◆ What the task asks ◆
Without the pictures, reproduce the records that follow exactly.

Saved entries
- - -

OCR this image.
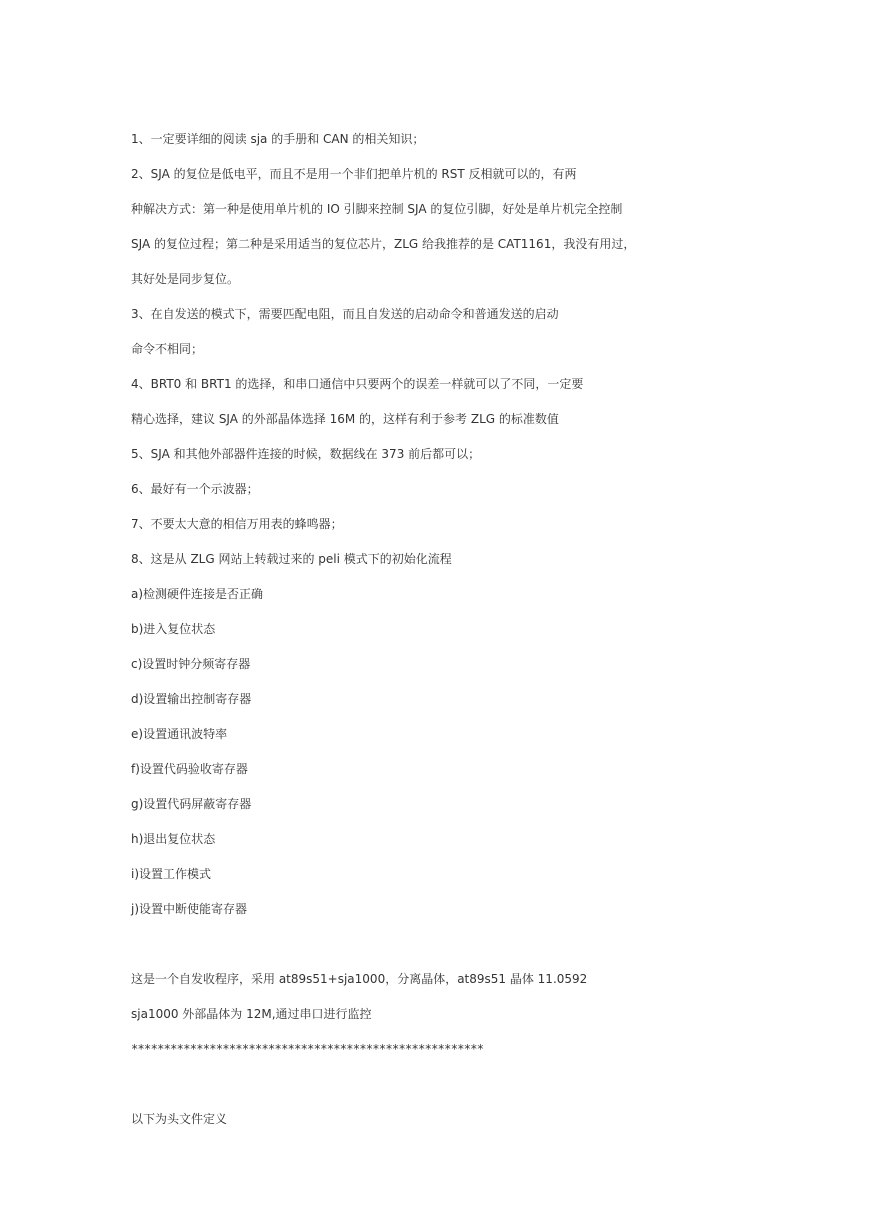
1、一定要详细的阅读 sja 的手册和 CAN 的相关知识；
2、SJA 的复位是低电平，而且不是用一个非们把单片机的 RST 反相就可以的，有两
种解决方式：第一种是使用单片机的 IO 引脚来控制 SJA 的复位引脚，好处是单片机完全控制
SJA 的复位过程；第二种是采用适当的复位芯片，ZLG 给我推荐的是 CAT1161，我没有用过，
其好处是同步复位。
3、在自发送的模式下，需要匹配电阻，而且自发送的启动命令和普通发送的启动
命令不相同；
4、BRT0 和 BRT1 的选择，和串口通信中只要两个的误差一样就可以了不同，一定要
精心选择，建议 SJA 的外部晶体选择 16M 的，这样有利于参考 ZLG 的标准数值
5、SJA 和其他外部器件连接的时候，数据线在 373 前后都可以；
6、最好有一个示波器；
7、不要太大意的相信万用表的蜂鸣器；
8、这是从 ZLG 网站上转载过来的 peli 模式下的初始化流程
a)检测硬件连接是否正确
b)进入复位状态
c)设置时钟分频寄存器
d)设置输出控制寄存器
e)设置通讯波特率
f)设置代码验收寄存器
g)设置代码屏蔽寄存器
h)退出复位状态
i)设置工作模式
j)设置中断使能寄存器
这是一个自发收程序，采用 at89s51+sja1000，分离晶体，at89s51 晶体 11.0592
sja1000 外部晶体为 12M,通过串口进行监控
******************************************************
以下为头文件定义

- - -

◆ Solved exercise ◆
OCR this image.
1、一定要详细的阅读 sja 的手册和 CAN 的相关知识；
2、SJA 的复位是低电平，而且不是用一个非们把单片机的 RST 反相就可以的，有两
种解决方式：第一种是使用单片机的 IO 引脚来控制 SJA 的复位引脚，好处是单片机完全控制
SJA 的复位过程；第二种是采用适当的复位芯片，ZLG 给我推荐的是 CAT1161，我没有用过，
其好处是同步复位。
3、在自发送的模式下，需要匹配电阻，而且自发送的启动命令和普通发送的启动
命令不相同；
4、BRT0 和 BRT1 的选择，和串口通信中只要两个的误差一样就可以了不同，一定要
精心选择，建议 SJA 的外部晶体选择 16M 的，这样有利于参考 ZLG 的标准数值
5、SJA 和其他外部器件连接的时候，数据线在 373 前后都可以；
6、最好有一个示波器；
7、不要太大意的相信万用表的蜂鸣器；
8、这是从 ZLG 网站上转载过来的 peli 模式下的初始化流程
a)检测硬件连接是否正确
b)进入复位状态
c)设置时钟分频寄存器
d)设置输出控制寄存器
e)设置通讯波特率
f)设置代码验收寄存器
g)设置代码屏蔽寄存器
h)退出复位状态
i)设置工作模式
j)设置中断使能寄存器
这是一个自发收程序，采用 at89s51+sja1000，分离晶体，at89s51 晶体 11.0592
sja1000 外部晶体为 12M,通过串口进行监控
******************************************************
以下为头文件定义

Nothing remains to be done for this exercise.